**TASK GOAL**
Retype the records below exactly as they appear.
____________________
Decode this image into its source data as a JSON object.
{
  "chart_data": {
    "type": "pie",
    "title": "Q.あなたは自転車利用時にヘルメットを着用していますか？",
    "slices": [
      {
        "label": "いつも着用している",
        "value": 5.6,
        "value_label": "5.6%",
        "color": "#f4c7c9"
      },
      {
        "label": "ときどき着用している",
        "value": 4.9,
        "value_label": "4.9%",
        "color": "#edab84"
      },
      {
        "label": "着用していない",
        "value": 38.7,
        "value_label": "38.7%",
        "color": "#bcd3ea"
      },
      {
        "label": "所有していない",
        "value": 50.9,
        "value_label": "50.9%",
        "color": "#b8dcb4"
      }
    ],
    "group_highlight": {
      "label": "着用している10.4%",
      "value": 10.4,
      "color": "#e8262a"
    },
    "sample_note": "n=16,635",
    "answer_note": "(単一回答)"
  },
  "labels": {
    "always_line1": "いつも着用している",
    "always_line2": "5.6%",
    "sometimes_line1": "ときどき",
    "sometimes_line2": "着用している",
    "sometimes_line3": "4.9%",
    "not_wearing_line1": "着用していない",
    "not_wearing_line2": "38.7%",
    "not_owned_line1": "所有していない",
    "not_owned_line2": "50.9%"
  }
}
____________________
**RIGHT ANSWER**
Decode this image into its source data as a JSON object.
{
  "chart_data": {
    "type": "pie",
    "title": "Q.あなたは自転車利用時にヘルメットを着用していますか？",
    "slices": [
      {
        "label": "いつも着用している",
        "value": 5.6,
        "value_label": "5.6%",
        "color": "#f4c7c9"
      },
      {
        "label": "ときどき着用している",
        "value": 4.9,
        "value_label": "4.9%",
        "color": "#edab84"
      },
      {
        "label": "着用していない",
        "value": 38.7,
        "value_label": "38.7%",
        "color": "#bcd3ea"
      },
      {
        "label": "所有していない",
        "value": 50.9,
        "value_label": "50.9%",
        "color": "#b8dcb4"
      }
    ],
    "group_highlight": {
      "label": "着用している10.4%",
      "value": 10.4,
      "color": "#e8262a"
    },
    "sample_note": "n=16,635",
    "answer_note": "(単一回答)"
  },
  "labels": {
    "always_line1": "いつも着用している",
    "always_line2": "5.6%",
    "sometimes_line1": "ときどき",
    "sometimes_line2": "着用している",
    "sometimes_line3": "4.9%",
    "not_wearing_line1": "着用していない",
    "not_wearing_line2": "38.7%",
    "not_owned_line1": "所有していない",
    "not_owned_line2": "50.9%"
  }
}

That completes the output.